WHAT YOU ARE ASKED TO DO: Repeat each record below exactly, dropping the pictures.

-- begin THE DATA --

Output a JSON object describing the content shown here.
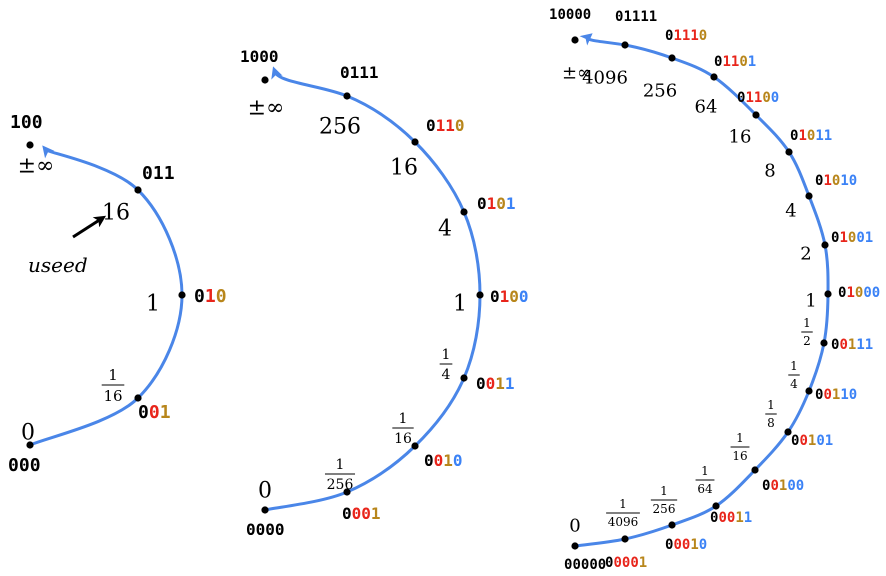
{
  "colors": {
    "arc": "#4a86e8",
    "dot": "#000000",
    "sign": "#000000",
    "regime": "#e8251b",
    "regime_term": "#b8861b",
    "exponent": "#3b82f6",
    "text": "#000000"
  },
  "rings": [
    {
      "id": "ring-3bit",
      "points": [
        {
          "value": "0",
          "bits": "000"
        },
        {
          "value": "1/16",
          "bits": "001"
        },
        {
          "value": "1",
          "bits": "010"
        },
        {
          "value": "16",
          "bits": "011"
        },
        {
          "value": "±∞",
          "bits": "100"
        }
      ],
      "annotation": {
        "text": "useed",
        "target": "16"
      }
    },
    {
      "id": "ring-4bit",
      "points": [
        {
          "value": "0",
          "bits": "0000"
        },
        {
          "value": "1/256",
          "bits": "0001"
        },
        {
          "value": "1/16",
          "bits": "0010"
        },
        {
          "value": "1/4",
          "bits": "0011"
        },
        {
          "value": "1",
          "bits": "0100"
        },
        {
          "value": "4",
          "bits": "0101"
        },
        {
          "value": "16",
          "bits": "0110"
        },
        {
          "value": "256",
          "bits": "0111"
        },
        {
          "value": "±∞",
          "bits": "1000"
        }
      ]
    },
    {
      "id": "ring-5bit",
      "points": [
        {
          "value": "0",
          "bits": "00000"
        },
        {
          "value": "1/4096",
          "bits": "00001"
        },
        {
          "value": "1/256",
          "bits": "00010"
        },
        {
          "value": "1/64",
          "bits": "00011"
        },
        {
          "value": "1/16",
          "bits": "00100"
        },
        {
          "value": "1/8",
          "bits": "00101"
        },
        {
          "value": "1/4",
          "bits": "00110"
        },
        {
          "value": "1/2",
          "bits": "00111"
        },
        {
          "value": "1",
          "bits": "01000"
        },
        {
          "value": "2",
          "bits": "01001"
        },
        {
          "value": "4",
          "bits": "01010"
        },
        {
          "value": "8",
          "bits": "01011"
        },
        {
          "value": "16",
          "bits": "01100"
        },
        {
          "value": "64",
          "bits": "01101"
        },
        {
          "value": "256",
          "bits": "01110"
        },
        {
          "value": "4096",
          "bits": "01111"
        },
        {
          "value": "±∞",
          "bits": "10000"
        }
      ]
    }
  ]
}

-- end THE DATA --

ANSWER TO THE PROBLEM:
Output a JSON object describing the content shown here.
{
  "colors": {
    "arc": "#4a86e8",
    "dot": "#000000",
    "sign": "#000000",
    "regime": "#e8251b",
    "regime_term": "#b8861b",
    "exponent": "#3b82f6",
    "text": "#000000"
  },
  "rings": [
    {
      "id": "ring-3bit",
      "points": [
        {
          "value": "0",
          "bits": "000"
        },
        {
          "value": "1/16",
          "bits": "001"
        },
        {
          "value": "1",
          "bits": "010"
        },
        {
          "value": "16",
          "bits": "011"
        },
        {
          "value": "±∞",
          "bits": "100"
        }
      ],
      "annotation": {
        "text": "useed",
        "target": "16"
      }
    },
    {
      "id": "ring-4bit",
      "points": [
        {
          "value": "0",
          "bits": "0000"
        },
        {
          "value": "1/256",
          "bits": "0001"
        },
        {
          "value": "1/16",
          "bits": "0010"
        },
        {
          "value": "1/4",
          "bits": "0011"
        },
        {
          "value": "1",
          "bits": "0100"
        },
        {
          "value": "4",
          "bits": "0101"
        },
        {
          "value": "16",
          "bits": "0110"
        },
        {
          "value": "256",
          "bits": "0111"
        },
        {
          "value": "±∞",
          "bits": "1000"
        }
      ]
    },
    {
      "id": "ring-5bit",
      "points": [
        {
          "value": "0",
          "bits": "00000"
        },
        {
          "value": "1/4096",
          "bits": "00001"
        },
        {
          "value": "1/256",
          "bits": "00010"
        },
        {
          "value": "1/64",
          "bits": "00011"
        },
        {
          "value": "1/16",
          "bits": "00100"
        },
        {
          "value": "1/8",
          "bits": "00101"
        },
        {
          "value": "1/4",
          "bits": "00110"
        },
        {
          "value": "1/2",
          "bits": "00111"
        },
        {
          "value": "1",
          "bits": "01000"
        },
        {
          "value": "2",
          "bits": "01001"
        },
        {
          "value": "4",
          "bits": "01010"
        },
        {
          "value": "8",
          "bits": "01011"
        },
        {
          "value": "16",
          "bits": "01100"
        },
        {
          "value": "64",
          "bits": "01101"
        },
        {
          "value": "256",
          "bits": "01110"
        },
        {
          "value": "4096",
          "bits": "01111"
        },
        {
          "value": "±∞",
          "bits": "10000"
        }
      ]
    }
  ]
}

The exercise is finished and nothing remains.